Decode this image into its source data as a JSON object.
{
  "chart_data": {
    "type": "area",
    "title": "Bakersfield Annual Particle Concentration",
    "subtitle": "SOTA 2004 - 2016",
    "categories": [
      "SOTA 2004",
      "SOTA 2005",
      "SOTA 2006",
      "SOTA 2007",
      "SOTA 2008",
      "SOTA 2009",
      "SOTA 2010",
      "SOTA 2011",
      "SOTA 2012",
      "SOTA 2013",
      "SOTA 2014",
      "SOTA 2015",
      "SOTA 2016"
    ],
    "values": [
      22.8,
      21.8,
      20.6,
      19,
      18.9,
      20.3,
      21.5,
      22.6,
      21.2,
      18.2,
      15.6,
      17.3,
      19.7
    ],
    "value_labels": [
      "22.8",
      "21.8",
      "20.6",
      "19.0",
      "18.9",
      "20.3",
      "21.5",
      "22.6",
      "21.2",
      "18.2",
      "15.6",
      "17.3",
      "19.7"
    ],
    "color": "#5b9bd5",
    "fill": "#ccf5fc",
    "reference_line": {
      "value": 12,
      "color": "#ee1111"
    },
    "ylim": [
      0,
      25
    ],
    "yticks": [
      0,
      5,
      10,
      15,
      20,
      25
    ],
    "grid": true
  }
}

========================

All of the entries above need to be reproduced exactly.

## Written response
Decode this image into its source data as a JSON object.
{
  "chart_data": {
    "type": "area",
    "title": "Bakersfield Annual Particle Concentration",
    "subtitle": "SOTA 2004 - 2016",
    "categories": [
      "SOTA 2004",
      "SOTA 2005",
      "SOTA 2006",
      "SOTA 2007",
      "SOTA 2008",
      "SOTA 2009",
      "SOTA 2010",
      "SOTA 2011",
      "SOTA 2012",
      "SOTA 2013",
      "SOTA 2014",
      "SOTA 2015",
      "SOTA 2016"
    ],
    "values": [
      22.8,
      21.8,
      20.6,
      19,
      18.9,
      20.3,
      21.5,
      22.6,
      21.2,
      18.2,
      15.6,
      17.3,
      19.7
    ],
    "value_labels": [
      "22.8",
      "21.8",
      "20.6",
      "19.0",
      "18.9",
      "20.3",
      "21.5",
      "22.6",
      "21.2",
      "18.2",
      "15.6",
      "17.3",
      "19.7"
    ],
    "color": "#5b9bd5",
    "fill": "#ccf5fc",
    "reference_line": {
      "value": 12,
      "color": "#ee1111"
    },
    "ylim": [
      0,
      25
    ],
    "yticks": [
      0,
      5,
      10,
      15,
      20,
      25
    ],
    "grid": true
  }
}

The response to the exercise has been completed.